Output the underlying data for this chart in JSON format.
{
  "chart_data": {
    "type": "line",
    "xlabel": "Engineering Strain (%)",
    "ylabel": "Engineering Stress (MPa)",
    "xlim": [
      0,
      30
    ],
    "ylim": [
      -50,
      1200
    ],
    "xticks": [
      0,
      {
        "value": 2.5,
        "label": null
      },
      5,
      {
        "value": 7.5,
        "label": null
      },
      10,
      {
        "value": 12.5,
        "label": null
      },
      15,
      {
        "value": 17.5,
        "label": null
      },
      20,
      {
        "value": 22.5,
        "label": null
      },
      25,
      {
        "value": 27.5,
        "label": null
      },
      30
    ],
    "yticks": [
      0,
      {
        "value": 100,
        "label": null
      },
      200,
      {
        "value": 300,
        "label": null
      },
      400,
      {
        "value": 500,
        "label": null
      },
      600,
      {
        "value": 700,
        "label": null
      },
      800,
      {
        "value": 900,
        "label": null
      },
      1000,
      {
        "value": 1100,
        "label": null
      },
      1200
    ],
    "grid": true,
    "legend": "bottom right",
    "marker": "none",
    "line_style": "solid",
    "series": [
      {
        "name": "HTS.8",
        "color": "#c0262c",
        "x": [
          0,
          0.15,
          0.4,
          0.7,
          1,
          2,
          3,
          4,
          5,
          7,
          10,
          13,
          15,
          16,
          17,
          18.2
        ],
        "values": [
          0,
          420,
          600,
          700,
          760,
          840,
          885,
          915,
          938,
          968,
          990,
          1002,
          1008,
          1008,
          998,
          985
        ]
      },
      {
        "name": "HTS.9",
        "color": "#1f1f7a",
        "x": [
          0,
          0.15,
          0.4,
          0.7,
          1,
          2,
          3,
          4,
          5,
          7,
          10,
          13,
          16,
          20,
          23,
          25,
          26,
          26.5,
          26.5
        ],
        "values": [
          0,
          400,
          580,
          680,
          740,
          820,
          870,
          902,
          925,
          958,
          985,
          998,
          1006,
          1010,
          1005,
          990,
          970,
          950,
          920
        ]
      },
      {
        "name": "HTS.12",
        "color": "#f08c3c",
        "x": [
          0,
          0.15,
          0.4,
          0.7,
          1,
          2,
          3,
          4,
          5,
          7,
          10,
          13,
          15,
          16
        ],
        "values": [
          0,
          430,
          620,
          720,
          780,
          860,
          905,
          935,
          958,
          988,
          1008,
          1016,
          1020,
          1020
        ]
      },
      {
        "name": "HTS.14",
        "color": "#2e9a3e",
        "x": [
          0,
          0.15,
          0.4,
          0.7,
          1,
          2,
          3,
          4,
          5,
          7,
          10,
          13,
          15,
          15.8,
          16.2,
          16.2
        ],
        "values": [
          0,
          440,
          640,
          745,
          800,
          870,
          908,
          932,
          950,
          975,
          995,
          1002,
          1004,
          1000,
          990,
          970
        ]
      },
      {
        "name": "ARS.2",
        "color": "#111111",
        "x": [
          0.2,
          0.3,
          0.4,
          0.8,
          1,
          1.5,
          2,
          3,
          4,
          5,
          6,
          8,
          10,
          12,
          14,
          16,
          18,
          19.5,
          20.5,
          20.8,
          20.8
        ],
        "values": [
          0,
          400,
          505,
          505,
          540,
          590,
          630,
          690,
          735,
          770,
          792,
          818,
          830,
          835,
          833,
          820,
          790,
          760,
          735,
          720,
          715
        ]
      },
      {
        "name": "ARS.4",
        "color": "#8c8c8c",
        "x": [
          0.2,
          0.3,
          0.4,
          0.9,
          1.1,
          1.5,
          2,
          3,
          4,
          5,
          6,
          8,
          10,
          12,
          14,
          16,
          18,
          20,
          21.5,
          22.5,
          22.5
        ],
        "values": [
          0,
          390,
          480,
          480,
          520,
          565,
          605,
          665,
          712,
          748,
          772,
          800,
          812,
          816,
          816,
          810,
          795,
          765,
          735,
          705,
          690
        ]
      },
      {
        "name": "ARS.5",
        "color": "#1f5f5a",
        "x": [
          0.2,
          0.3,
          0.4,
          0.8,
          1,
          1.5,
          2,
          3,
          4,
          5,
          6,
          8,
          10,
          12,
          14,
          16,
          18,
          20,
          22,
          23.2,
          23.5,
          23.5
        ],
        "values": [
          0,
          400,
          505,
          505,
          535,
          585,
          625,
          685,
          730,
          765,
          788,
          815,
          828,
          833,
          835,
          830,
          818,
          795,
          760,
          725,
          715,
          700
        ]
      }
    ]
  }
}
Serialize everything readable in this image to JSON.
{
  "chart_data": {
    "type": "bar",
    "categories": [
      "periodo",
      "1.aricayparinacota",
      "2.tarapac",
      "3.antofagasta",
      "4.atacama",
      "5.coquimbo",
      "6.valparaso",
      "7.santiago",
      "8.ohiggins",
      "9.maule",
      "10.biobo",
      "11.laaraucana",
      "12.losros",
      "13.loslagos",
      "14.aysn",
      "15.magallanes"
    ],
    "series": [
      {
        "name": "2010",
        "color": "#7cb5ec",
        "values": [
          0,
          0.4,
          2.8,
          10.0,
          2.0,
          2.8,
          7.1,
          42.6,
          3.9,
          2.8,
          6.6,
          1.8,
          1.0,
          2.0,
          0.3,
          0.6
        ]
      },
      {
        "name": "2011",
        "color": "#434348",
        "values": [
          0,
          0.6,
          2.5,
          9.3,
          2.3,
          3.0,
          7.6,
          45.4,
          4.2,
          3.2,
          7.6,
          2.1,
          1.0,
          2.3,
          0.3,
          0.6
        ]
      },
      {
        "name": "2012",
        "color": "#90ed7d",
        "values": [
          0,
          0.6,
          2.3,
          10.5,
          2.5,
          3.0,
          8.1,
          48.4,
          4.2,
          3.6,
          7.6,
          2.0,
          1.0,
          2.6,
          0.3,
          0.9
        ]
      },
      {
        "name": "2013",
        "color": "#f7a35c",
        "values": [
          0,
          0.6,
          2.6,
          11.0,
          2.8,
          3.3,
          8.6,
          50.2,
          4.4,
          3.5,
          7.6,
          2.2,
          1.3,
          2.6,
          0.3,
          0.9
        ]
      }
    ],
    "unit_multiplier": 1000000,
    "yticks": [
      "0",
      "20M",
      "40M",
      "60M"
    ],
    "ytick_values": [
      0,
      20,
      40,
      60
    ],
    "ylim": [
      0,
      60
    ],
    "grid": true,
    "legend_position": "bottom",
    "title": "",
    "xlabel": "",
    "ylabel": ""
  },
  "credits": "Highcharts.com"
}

####################

Extract each record, keeping it identical to the original.

## Task response
Output the underlying data for this chart in JSON format.
{
  "chart_data": {
    "type": "line",
    "xlabel": "Engineering Strain (%)",
    "ylabel": "Engineering Stress (MPa)",
    "xlim": [
      0,
      30
    ],
    "ylim": [
      -50,
      1200
    ],
    "xticks": [
      0,
      {
        "value": 2.5,
        "label": null
      },
      5,
      {
        "value": 7.5,
        "label": null
      },
      10,
      {
        "value": 12.5,
        "label": null
      },
      15,
      {
        "value": 17.5,
        "label": null
      },
      20,
      {
        "value": 22.5,
        "label": null
      },
      25,
      {
        "value": 27.5,
        "label": null
      },
      30
    ],
    "yticks": [
      0,
      {
        "value": 100,
        "label": null
      },
      200,
      {
        "value": 300,
        "label": null
      },
      400,
      {
        "value": 500,
        "label": null
      },
      600,
      {
        "value": 700,
        "label": null
      },
      800,
      {
        "value": 900,
        "label": null
      },
      1000,
      {
        "value": 1100,
        "label": null
      },
      1200
    ],
    "grid": true,
    "legend": "bottom right",
    "marker": "none",
    "line_style": "solid",
    "series": [
      {
        "name": "HTS.8",
        "color": "#c0262c",
        "x": [
          0,
          0.15,
          0.4,
          0.7,
          1,
          2,
          3,
          4,
          5,
          7,
          10,
          13,
          15,
          16,
          17,
          18.2
        ],
        "values": [
          0,
          420,
          600,
          700,
          760,
          840,
          885,
          915,
          938,
          968,
          990,
          1002,
          1008,
          1008,
          998,
          985
        ]
      },
      {
        "name": "HTS.9",
        "color": "#1f1f7a",
        "x": [
          0,
          0.15,
          0.4,
          0.7,
          1,
          2,
          3,
          4,
          5,
          7,
          10,
          13,
          16,
          20,
          23,
          25,
          26,
          26.5,
          26.5
        ],
        "values": [
          0,
          400,
          580,
          680,
          740,
          820,
          870,
          902,
          925,
          958,
          985,
          998,
          1006,
          1010,
          1005,
          990,
          970,
          950,
          920
        ]
      },
      {
        "name": "HTS.12",
        "color": "#f08c3c",
        "x": [
          0,
          0.15,
          0.4,
          0.7,
          1,
          2,
          3,
          4,
          5,
          7,
          10,
          13,
          15,
          16
        ],
        "values": [
          0,
          430,
          620,
          720,
          780,
          860,
          905,
          935,
          958,
          988,
          1008,
          1016,
          1020,
          1020
        ]
      },
      {
        "name": "HTS.14",
        "color": "#2e9a3e",
        "x": [
          0,
          0.15,
          0.4,
          0.7,
          1,
          2,
          3,
          4,
          5,
          7,
          10,
          13,
          15,
          15.8,
          16.2,
          16.2
        ],
        "values": [
          0,
          440,
          640,
          745,
          800,
          870,
          908,
          932,
          950,
          975,
          995,
          1002,
          1004,
          1000,
          990,
          970
        ]
      },
      {
        "name": "ARS.2",
        "color": "#111111",
        "x": [
          0.2,
          0.3,
          0.4,
          0.8,
          1,
          1.5,
          2,
          3,
          4,
          5,
          6,
          8,
          10,
          12,
          14,
          16,
          18,
          19.5,
          20.5,
          20.8,
          20.8
        ],
        "values": [
          0,
          400,
          505,
          505,
          540,
          590,
          630,
          690,
          735,
          770,
          792,
          818,
          830,
          835,
          833,
          820,
          790,
          760,
          735,
          720,
          715
        ]
      },
      {
        "name": "ARS.4",
        "color": "#8c8c8c",
        "x": [
          0.2,
          0.3,
          0.4,
          0.9,
          1.1,
          1.5,
          2,
          3,
          4,
          5,
          6,
          8,
          10,
          12,
          14,
          16,
          18,
          20,
          21.5,
          22.5,
          22.5
        ],
        "values": [
          0,
          390,
          480,
          480,
          520,
          565,
          605,
          665,
          712,
          748,
          772,
          800,
          812,
          816,
          816,
          810,
          795,
          765,
          735,
          705,
          690
        ]
      },
      {
        "name": "ARS.5",
        "color": "#1f5f5a",
        "x": [
          0.2,
          0.3,
          0.4,
          0.8,
          1,
          1.5,
          2,
          3,
          4,
          5,
          6,
          8,
          10,
          12,
          14,
          16,
          18,
          20,
          22,
          23.2,
          23.5,
          23.5
        ],
        "values": [
          0,
          400,
          505,
          505,
          535,
          585,
          625,
          685,
          730,
          765,
          788,
          815,
          828,
          833,
          835,
          830,
          818,
          795,
          760,
          725,
          715,
          700
        ]
      }
    ]
  }
}
Serialize everything readable in this image to JSON.
{
  "chart_data": {
    "type": "bar",
    "categories": [
      "periodo",
      "1.aricayparinacota",
      "2.tarapac",
      "3.antofagasta",
      "4.atacama",
      "5.coquimbo",
      "6.valparaso",
      "7.santiago",
      "8.ohiggins",
      "9.maule",
      "10.biobo",
      "11.laaraucana",
      "12.losros",
      "13.loslagos",
      "14.aysn",
      "15.magallanes"
    ],
    "series": [
      {
        "name": "2010",
        "color": "#7cb5ec",
        "values": [
          0,
          0.4,
          2.8,
          10.0,
          2.0,
          2.8,
          7.1,
          42.6,
          3.9,
          2.8,
          6.6,
          1.8,
          1.0,
          2.0,
          0.3,
          0.6
        ]
      },
      {
        "name": "2011",
        "color": "#434348",
        "values": [
          0,
          0.6,
          2.5,
          9.3,
          2.3,
          3.0,
          7.6,
          45.4,
          4.2,
          3.2,
          7.6,
          2.1,
          1.0,
          2.3,
          0.3,
          0.6
        ]
      },
      {
        "name": "2012",
        "color": "#90ed7d",
        "values": [
          0,
          0.6,
          2.3,
          10.5,
          2.5,
          3.0,
          8.1,
          48.4,
          4.2,
          3.6,
          7.6,
          2.0,
          1.0,
          2.6,
          0.3,
          0.9
        ]
      },
      {
        "name": "2013",
        "color": "#f7a35c",
        "values": [
          0,
          0.6,
          2.6,
          11.0,
          2.8,
          3.3,
          8.6,
          50.2,
          4.4,
          3.5,
          7.6,
          2.2,
          1.3,
          2.6,
          0.3,
          0.9
        ]
      }
    ],
    "unit_multiplier": 1000000,
    "yticks": [
      "0",
      "20M",
      "40M",
      "60M"
    ],
    "ytick_values": [
      0,
      20,
      40,
      60
    ],
    "ylim": [
      0,
      60
    ],
    "grid": true,
    "legend_position": "bottom",
    "title": "",
    "xlabel": "",
    "ylabel": ""
  },
  "credits": "Highcharts.com"
}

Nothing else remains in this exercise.